**Aim:**
Scan the data below and pick out the lines containing the word "into".

**Extracted entries:**
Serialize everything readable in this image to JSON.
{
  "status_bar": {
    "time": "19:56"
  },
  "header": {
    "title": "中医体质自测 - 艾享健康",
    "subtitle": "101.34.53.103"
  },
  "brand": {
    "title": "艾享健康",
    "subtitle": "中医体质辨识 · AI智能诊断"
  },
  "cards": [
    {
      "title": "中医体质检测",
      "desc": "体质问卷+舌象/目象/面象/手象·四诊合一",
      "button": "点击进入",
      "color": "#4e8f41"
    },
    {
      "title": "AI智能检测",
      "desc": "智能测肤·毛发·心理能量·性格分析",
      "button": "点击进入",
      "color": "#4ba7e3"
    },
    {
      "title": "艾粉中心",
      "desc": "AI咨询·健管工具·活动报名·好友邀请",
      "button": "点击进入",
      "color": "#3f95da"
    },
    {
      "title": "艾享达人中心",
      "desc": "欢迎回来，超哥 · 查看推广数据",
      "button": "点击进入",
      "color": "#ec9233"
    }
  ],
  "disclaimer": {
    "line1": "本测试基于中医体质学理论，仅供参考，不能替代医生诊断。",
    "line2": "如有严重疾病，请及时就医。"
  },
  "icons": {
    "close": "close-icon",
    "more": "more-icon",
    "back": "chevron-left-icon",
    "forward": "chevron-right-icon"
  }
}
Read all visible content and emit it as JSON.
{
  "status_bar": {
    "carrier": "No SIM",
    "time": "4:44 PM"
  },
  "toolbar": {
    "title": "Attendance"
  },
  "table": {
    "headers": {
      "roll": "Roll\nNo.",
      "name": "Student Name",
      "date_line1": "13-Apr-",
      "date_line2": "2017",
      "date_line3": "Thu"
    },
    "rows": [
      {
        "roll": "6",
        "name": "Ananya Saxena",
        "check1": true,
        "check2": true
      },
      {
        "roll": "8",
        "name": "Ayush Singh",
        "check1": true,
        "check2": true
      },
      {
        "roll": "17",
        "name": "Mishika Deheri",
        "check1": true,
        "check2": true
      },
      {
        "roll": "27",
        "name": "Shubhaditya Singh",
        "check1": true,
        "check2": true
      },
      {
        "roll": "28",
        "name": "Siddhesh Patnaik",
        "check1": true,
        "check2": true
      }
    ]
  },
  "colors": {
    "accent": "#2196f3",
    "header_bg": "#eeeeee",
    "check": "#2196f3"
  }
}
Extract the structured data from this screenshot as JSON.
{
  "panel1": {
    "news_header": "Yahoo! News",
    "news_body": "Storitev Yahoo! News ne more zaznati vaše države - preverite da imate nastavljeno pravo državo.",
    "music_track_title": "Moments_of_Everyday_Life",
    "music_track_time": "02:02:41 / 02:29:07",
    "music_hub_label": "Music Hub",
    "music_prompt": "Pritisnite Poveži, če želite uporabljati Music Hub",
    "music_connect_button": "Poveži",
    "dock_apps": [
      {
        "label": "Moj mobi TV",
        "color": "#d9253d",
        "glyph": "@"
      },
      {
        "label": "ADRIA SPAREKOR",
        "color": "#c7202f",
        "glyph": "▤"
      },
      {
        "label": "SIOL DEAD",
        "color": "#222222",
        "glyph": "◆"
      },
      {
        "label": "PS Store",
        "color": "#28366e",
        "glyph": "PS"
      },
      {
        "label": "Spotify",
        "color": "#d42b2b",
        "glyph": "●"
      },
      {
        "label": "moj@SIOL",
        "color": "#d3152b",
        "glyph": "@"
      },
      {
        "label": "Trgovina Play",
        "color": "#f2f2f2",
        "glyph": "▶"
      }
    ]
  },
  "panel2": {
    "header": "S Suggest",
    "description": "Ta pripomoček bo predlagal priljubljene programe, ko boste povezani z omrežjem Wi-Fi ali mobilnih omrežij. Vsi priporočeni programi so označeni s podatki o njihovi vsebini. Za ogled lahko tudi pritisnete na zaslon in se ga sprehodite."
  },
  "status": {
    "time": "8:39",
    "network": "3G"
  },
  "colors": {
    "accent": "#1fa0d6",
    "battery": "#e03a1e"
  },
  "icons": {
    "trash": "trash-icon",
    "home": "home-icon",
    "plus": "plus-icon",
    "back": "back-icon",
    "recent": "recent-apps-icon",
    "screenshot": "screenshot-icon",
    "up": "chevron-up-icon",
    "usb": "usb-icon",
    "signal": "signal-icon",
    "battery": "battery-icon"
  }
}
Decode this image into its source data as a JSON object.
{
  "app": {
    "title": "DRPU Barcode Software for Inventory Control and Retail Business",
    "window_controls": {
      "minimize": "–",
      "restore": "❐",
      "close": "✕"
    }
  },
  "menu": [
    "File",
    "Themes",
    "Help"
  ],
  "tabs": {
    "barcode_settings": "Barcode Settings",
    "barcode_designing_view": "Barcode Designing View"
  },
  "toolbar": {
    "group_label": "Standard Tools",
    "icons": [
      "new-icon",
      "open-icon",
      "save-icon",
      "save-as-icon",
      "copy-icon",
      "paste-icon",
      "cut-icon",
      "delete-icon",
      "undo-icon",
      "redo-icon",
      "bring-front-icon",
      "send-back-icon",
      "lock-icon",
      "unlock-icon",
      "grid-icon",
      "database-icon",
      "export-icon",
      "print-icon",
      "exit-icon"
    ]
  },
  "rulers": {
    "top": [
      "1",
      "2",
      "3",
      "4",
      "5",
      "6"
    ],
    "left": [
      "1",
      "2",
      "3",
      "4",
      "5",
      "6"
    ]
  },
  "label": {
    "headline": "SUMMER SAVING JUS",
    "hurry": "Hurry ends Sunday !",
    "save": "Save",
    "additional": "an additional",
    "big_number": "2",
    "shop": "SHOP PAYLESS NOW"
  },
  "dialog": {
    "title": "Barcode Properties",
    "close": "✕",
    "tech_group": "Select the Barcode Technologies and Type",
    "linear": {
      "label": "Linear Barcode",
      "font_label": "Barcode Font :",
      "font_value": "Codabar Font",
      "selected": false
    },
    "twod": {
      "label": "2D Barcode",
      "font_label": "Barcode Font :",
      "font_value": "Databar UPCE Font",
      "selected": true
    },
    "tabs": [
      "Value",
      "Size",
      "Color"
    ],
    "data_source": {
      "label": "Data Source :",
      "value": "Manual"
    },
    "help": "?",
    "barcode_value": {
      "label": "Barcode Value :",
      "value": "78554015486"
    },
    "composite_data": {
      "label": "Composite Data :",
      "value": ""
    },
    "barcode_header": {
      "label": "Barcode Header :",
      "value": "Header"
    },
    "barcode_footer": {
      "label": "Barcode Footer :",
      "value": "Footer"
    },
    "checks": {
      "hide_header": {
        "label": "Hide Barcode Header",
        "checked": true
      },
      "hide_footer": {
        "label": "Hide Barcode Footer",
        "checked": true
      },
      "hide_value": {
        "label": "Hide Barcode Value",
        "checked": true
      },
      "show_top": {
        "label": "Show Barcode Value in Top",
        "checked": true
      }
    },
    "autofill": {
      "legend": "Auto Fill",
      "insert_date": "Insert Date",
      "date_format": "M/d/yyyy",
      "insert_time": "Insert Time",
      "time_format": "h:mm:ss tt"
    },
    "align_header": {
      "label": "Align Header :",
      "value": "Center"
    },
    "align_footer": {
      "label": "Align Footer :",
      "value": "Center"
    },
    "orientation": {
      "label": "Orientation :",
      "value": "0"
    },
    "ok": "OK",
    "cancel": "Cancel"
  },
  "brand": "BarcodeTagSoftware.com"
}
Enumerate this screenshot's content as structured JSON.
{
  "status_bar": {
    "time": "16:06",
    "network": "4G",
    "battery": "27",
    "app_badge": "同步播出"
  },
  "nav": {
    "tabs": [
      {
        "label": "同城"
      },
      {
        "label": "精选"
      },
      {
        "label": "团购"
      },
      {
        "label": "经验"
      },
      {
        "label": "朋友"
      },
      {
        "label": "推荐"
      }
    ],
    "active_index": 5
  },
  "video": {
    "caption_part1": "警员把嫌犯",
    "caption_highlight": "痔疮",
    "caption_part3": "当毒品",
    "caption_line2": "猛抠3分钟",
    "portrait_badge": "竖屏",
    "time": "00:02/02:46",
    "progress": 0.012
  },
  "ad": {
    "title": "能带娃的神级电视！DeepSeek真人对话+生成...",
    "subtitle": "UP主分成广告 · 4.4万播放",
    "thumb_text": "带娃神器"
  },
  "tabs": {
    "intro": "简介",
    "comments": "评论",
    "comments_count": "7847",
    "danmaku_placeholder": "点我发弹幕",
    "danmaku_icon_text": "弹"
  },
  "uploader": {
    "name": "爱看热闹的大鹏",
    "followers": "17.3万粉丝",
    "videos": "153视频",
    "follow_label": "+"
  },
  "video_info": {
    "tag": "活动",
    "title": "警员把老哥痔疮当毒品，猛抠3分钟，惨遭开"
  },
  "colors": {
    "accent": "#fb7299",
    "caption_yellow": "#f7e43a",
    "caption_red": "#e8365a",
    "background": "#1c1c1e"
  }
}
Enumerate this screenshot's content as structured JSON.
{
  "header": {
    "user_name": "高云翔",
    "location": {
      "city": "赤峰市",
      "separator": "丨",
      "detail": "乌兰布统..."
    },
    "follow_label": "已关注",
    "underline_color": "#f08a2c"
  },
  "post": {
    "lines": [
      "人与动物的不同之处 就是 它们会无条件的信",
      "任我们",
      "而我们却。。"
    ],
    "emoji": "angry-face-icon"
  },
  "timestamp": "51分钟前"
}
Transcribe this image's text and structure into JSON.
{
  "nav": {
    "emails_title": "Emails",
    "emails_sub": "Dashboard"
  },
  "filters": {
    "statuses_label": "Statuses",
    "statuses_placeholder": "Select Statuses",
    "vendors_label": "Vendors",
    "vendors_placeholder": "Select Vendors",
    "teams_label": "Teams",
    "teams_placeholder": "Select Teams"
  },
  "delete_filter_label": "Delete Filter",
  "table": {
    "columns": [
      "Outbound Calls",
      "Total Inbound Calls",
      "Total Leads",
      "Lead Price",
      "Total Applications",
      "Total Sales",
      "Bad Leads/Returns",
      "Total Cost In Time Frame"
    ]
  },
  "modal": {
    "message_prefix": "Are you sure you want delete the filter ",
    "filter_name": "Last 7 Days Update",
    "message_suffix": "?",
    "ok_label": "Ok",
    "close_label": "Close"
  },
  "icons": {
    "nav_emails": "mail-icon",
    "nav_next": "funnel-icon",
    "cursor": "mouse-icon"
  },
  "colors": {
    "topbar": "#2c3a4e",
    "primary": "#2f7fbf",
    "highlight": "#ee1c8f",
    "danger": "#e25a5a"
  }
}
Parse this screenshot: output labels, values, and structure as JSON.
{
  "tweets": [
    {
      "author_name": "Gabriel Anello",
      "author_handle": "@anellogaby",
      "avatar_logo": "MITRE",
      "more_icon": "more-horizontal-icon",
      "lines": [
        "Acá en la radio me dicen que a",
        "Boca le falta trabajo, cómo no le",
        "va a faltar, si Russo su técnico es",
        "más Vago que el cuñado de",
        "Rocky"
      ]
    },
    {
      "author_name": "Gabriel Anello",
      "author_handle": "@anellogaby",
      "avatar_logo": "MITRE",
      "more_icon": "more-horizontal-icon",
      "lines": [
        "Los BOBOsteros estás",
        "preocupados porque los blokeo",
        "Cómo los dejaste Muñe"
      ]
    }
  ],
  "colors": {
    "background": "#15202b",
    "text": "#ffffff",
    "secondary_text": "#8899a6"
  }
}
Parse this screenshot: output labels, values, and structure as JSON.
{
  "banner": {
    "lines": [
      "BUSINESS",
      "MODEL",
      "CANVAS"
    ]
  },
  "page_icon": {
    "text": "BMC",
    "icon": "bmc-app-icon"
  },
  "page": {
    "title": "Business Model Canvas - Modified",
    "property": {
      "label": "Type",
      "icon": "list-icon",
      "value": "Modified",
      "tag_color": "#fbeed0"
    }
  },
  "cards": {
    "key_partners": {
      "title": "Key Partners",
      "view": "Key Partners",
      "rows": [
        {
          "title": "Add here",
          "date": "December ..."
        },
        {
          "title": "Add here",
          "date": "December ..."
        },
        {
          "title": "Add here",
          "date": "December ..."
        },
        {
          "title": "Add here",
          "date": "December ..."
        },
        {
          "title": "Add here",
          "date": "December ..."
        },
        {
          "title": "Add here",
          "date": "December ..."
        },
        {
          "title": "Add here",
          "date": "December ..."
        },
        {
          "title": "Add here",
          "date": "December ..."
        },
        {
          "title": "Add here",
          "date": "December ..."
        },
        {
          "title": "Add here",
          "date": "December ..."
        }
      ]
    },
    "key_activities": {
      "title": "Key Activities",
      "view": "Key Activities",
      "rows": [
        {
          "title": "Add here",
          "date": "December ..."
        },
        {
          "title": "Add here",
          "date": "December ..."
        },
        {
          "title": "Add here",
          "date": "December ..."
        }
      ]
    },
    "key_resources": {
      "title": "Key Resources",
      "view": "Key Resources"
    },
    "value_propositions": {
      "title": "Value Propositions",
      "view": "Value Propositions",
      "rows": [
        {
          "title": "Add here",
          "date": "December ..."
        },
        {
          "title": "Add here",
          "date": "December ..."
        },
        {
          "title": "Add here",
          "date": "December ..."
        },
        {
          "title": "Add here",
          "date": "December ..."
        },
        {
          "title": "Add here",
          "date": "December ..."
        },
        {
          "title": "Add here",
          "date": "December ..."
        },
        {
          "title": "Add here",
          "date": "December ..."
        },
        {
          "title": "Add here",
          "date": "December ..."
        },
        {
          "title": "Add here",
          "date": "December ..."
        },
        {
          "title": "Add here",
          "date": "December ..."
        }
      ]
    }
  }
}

**Answer to the exercise:**
Decode this image into its source data as a JSON object.
Transcribe this image's text and structure into JSON.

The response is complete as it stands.